## [The data]
Begin

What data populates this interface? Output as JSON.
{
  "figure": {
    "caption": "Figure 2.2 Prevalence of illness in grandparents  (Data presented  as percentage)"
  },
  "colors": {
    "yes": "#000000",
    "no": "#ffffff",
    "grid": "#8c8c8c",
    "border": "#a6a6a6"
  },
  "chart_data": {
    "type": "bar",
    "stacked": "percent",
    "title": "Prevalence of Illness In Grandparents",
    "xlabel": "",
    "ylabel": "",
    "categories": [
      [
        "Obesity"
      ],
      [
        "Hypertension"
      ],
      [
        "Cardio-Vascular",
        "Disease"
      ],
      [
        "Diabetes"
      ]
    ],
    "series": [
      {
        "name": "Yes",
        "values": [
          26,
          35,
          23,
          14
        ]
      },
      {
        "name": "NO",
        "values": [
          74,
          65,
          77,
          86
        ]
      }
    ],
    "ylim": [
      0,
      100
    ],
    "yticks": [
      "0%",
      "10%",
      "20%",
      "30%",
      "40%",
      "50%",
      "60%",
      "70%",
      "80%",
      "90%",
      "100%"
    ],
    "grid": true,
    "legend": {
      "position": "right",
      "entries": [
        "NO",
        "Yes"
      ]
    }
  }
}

End

## [What needs to be done]
Transcribe the entire listing above precisely.

## [Answer to the problem]
What data populates this interface? Output as JSON.
{
  "figure": {
    "caption": "Figure 2.2 Prevalence of illness in grandparents  (Data presented  as percentage)"
  },
  "colors": {
    "yes": "#000000",
    "no": "#ffffff",
    "grid": "#8c8c8c",
    "border": "#a6a6a6"
  },
  "chart_data": {
    "type": "bar",
    "stacked": "percent",
    "title": "Prevalence of Illness In Grandparents",
    "xlabel": "",
    "ylabel": "",
    "categories": [
      [
        "Obesity"
      ],
      [
        "Hypertension"
      ],
      [
        "Cardio-Vascular",
        "Disease"
      ],
      [
        "Diabetes"
      ]
    ],
    "series": [
      {
        "name": "Yes",
        "values": [
          26,
          35,
          23,
          14
        ]
      },
      {
        "name": "NO",
        "values": [
          74,
          65,
          77,
          86
        ]
      }
    ],
    "ylim": [
      0,
      100
    ],
    "yticks": [
      "0%",
      "10%",
      "20%",
      "30%",
      "40%",
      "50%",
      "60%",
      "70%",
      "80%",
      "90%",
      "100%"
    ],
    "grid": true,
    "legend": {
      "position": "right",
      "entries": [
        "NO",
        "Yes"
      ]
    }
  }
}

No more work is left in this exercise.